> **Task to complete**:
In the entries below, count every line with the string "工程进度款审批". State the count and nothing else.

> **Records shown**:
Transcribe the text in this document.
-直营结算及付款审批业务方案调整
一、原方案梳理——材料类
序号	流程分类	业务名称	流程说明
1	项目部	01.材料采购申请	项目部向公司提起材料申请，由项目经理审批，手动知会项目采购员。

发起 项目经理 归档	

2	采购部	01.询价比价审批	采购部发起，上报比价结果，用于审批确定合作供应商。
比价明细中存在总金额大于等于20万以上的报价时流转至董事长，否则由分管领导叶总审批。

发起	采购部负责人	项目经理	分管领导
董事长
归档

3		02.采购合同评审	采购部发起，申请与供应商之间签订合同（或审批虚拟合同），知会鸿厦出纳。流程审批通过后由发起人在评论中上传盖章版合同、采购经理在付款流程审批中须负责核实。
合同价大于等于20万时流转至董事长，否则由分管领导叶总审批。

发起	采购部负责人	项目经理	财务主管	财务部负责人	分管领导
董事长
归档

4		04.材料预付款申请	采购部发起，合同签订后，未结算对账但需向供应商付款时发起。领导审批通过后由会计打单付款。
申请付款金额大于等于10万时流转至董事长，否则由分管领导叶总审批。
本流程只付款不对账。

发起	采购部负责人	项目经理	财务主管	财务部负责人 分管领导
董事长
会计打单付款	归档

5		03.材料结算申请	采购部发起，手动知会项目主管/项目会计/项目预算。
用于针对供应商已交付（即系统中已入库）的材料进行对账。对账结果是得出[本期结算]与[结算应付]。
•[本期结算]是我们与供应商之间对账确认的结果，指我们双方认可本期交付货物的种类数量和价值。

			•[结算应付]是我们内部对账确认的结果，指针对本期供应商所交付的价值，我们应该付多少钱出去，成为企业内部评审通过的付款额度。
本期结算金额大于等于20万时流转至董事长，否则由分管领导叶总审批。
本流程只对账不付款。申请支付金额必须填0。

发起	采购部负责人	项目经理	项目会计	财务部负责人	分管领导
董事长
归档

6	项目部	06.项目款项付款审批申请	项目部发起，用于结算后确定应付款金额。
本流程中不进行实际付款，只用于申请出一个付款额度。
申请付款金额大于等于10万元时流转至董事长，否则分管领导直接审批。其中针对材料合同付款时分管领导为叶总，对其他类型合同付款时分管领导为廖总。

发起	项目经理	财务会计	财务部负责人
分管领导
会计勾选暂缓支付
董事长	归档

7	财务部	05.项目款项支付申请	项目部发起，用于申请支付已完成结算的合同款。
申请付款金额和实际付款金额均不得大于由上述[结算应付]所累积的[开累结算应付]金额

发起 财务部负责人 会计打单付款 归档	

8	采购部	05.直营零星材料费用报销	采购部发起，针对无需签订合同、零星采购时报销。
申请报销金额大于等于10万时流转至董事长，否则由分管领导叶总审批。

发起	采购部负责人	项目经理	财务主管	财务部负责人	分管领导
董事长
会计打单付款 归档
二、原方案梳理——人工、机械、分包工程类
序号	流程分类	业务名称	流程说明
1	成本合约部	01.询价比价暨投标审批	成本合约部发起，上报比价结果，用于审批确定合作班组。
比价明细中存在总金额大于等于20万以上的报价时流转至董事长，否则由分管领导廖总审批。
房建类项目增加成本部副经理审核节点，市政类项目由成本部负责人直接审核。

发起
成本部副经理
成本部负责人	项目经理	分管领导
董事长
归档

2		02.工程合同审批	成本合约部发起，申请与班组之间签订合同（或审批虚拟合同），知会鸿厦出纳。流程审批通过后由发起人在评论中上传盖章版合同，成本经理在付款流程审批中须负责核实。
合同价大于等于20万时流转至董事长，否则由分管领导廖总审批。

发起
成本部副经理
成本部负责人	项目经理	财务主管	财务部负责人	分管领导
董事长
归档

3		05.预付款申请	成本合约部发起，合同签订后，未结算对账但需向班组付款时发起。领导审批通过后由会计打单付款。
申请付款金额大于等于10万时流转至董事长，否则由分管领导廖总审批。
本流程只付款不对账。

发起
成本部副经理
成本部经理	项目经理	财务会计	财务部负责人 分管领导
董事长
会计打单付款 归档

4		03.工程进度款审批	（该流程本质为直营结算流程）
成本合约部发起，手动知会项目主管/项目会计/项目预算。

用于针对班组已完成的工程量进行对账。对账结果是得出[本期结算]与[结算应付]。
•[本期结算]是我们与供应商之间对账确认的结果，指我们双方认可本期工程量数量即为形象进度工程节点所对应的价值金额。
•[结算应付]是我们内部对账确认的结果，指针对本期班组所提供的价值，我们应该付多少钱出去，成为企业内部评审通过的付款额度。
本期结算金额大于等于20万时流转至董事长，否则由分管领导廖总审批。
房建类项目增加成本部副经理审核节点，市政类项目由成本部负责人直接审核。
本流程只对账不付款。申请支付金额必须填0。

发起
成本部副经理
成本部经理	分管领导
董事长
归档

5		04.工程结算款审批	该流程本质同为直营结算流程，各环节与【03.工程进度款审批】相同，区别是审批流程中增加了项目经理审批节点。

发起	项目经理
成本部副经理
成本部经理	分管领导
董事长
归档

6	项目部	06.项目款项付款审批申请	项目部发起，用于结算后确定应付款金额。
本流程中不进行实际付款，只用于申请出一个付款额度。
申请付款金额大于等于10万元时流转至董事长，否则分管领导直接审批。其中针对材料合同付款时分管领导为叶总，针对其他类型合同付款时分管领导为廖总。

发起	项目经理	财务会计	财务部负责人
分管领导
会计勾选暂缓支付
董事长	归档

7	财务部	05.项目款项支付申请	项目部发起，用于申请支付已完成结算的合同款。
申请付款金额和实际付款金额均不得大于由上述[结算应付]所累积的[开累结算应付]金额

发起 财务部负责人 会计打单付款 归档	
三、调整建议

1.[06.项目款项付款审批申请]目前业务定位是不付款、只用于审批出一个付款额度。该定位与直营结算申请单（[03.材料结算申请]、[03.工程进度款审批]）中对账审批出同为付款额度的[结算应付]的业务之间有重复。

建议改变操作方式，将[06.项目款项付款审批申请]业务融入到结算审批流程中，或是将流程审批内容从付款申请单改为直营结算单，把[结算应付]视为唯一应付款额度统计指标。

> **Solution to this exercise**:
3